- _Prompt_
Find how many lines in the material hold the word "name", then state that number and nothing more.

— BEGIN —

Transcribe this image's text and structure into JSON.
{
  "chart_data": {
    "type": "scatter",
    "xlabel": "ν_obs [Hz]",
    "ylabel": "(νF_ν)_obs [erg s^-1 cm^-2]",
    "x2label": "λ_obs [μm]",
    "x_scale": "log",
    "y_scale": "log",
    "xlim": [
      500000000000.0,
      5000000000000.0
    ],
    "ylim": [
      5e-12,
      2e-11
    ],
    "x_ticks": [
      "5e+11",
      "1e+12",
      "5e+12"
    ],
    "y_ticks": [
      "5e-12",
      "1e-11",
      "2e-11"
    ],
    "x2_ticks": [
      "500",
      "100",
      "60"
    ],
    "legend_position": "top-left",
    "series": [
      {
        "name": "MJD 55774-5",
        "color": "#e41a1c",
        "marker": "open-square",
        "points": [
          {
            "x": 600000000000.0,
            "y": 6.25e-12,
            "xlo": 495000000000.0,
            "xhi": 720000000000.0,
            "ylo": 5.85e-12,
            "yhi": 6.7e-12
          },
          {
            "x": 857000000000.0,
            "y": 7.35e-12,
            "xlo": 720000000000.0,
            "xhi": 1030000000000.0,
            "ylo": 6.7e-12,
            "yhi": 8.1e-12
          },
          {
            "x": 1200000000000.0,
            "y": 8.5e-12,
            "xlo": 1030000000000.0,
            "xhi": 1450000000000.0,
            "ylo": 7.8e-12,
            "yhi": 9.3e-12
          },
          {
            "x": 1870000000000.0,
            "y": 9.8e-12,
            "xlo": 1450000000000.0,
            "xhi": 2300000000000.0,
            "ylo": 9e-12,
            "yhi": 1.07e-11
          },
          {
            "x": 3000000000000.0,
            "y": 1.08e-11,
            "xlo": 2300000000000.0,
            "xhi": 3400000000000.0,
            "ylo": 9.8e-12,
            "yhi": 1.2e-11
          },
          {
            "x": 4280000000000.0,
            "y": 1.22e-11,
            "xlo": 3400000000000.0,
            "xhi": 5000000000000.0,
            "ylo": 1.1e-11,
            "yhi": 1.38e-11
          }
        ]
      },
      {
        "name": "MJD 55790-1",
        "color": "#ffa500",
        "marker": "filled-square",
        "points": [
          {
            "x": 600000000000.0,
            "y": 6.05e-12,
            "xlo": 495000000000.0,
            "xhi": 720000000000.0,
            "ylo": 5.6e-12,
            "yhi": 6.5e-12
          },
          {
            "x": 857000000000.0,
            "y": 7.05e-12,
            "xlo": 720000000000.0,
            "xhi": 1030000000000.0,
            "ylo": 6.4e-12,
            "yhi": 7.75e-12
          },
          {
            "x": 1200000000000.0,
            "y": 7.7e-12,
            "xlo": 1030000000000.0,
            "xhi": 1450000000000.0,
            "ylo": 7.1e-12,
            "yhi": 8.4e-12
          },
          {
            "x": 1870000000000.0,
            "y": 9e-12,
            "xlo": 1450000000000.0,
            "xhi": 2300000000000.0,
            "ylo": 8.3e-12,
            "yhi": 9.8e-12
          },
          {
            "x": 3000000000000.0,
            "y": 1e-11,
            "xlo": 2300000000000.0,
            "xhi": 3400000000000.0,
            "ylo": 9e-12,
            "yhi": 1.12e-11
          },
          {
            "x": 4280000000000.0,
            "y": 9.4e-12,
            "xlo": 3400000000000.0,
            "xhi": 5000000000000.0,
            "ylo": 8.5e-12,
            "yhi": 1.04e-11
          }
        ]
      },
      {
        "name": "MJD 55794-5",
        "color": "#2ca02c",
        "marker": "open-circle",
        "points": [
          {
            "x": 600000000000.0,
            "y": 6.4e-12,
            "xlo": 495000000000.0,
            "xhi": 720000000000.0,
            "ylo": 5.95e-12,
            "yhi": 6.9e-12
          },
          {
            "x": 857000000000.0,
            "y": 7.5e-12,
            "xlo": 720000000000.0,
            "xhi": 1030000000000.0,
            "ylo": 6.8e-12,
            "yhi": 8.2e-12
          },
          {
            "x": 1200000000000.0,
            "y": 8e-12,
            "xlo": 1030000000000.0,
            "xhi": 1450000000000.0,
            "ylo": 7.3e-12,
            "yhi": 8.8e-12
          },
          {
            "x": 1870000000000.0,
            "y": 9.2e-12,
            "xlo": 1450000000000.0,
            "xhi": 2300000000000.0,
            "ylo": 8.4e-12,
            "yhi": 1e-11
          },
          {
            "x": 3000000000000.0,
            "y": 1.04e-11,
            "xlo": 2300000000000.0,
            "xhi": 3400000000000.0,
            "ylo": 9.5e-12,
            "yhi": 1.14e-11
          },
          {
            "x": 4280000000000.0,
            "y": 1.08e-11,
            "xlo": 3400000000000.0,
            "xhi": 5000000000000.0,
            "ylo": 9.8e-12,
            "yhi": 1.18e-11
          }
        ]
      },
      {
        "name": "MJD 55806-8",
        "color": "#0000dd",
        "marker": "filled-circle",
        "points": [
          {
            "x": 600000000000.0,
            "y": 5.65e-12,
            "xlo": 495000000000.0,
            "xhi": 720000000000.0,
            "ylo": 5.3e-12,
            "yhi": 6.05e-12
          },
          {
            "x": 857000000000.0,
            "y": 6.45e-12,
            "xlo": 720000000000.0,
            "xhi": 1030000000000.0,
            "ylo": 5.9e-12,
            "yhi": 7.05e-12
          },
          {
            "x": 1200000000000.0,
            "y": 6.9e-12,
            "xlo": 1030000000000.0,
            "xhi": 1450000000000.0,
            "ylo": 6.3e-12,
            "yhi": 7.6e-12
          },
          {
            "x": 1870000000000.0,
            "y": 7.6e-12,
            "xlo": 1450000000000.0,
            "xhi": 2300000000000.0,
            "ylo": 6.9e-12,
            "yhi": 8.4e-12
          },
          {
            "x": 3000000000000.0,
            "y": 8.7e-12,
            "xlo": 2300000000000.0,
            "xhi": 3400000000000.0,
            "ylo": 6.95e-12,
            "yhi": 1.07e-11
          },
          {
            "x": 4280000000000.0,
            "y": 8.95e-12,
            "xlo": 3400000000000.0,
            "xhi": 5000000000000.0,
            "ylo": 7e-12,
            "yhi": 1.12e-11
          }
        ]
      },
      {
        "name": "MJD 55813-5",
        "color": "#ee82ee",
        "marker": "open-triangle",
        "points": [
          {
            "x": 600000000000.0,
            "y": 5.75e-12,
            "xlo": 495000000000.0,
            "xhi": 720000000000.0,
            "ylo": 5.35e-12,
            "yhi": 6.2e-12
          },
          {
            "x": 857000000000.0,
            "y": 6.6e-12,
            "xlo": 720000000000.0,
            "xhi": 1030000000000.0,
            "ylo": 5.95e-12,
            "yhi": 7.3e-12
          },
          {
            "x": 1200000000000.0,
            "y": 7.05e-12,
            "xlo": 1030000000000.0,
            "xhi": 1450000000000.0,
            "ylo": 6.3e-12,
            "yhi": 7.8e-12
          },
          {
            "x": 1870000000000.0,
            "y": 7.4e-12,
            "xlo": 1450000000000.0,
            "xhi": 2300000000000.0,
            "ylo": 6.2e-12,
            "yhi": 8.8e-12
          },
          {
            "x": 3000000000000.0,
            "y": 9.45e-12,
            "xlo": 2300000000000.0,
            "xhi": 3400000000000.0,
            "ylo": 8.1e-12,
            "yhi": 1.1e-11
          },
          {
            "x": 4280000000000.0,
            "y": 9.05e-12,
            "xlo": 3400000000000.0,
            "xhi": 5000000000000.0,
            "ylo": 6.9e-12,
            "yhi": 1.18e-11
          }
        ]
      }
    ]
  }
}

— END —

- _Result of the exercise_
5